• [Data to use]
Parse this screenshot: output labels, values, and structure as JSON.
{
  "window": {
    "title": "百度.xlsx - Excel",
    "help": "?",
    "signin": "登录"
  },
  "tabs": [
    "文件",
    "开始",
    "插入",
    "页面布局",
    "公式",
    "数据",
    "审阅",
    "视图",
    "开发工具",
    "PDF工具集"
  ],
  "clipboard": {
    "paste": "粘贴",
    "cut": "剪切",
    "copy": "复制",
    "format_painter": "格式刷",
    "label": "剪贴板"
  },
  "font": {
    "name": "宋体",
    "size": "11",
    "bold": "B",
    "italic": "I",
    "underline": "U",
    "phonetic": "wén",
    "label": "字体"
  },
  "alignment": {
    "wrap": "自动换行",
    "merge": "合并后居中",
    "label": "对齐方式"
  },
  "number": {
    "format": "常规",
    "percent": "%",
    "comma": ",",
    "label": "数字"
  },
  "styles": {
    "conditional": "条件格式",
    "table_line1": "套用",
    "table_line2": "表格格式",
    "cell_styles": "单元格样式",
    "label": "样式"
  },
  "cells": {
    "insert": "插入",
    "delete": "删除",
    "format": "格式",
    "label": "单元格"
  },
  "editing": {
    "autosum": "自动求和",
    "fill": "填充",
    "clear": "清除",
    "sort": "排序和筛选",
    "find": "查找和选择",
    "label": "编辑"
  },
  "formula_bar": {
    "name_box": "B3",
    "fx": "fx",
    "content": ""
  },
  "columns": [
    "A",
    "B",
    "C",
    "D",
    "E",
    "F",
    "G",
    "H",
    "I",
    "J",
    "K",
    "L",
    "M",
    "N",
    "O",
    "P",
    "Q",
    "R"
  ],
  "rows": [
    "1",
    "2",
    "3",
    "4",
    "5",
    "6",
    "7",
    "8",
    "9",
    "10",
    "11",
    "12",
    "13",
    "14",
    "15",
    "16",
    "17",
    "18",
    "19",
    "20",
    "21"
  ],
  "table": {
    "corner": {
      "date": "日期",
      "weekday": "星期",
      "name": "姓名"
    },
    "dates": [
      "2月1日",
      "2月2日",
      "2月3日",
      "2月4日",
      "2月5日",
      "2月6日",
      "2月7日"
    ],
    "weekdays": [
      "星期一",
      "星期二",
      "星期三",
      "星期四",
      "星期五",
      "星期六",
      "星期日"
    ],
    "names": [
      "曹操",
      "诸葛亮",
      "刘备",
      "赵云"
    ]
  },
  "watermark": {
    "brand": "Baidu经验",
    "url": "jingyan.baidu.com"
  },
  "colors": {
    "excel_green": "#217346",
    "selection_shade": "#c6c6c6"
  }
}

• [Description of the task]
Would you write down every record again, exactly?

• [Reply to the task]
Parse this screenshot: output labels, values, and structure as JSON.
{
  "window": {
    "title": "百度.xlsx - Excel",
    "help": "?",
    "signin": "登录"
  },
  "tabs": [
    "文件",
    "开始",
    "插入",
    "页面布局",
    "公式",
    "数据",
    "审阅",
    "视图",
    "开发工具",
    "PDF工具集"
  ],
  "clipboard": {
    "paste": "粘贴",
    "cut": "剪切",
    "copy": "复制",
    "format_painter": "格式刷",
    "label": "剪贴板"
  },
  "font": {
    "name": "宋体",
    "size": "11",
    "bold": "B",
    "italic": "I",
    "underline": "U",
    "phonetic": "wén",
    "label": "字体"
  },
  "alignment": {
    "wrap": "自动换行",
    "merge": "合并后居中",
    "label": "对齐方式"
  },
  "number": {
    "format": "常规",
    "percent": "%",
    "comma": ",",
    "label": "数字"
  },
  "styles": {
    "conditional": "条件格式",
    "table_line1": "套用",
    "table_line2": "表格格式",
    "cell_styles": "单元格样式",
    "label": "样式"
  },
  "cells": {
    "insert": "插入",
    "delete": "删除",
    "format": "格式",
    "label": "单元格"
  },
  "editing": {
    "autosum": "自动求和",
    "fill": "填充",
    "clear": "清除",
    "sort": "排序和筛选",
    "find": "查找和选择",
    "label": "编辑"
  },
  "formula_bar": {
    "name_box": "B3",
    "fx": "fx",
    "content": ""
  },
  "columns": [
    "A",
    "B",
    "C",
    "D",
    "E",
    "F",
    "G",
    "H",
    "I",
    "J",
    "K",
    "L",
    "M",
    "N",
    "O",
    "P",
    "Q",
    "R"
  ],
  "rows": [
    "1",
    "2",
    "3",
    "4",
    "5",
    "6",
    "7",
    "8",
    "9",
    "10",
    "11",
    "12",
    "13",
    "14",
    "15",
    "16",
    "17",
    "18",
    "19",
    "20",
    "21"
  ],
  "table": {
    "corner": {
      "date": "日期",
      "weekday": "星期",
      "name": "姓名"
    },
    "dates": [
      "2月1日",
      "2月2日",
      "2月3日",
      "2月4日",
      "2月5日",
      "2月6日",
      "2月7日"
    ],
    "weekdays": [
      "星期一",
      "星期二",
      "星期三",
      "星期四",
      "星期五",
      "星期六",
      "星期日"
    ],
    "names": [
      "曹操",
      "诸葛亮",
      "刘备",
      "赵云"
    ]
  },
  "watermark": {
    "brand": "Baidu经验",
    "url": "jingyan.baidu.com"
  },
  "colors": {
    "excel_green": "#217346",
    "selection_shade": "#c6c6c6"
  }
}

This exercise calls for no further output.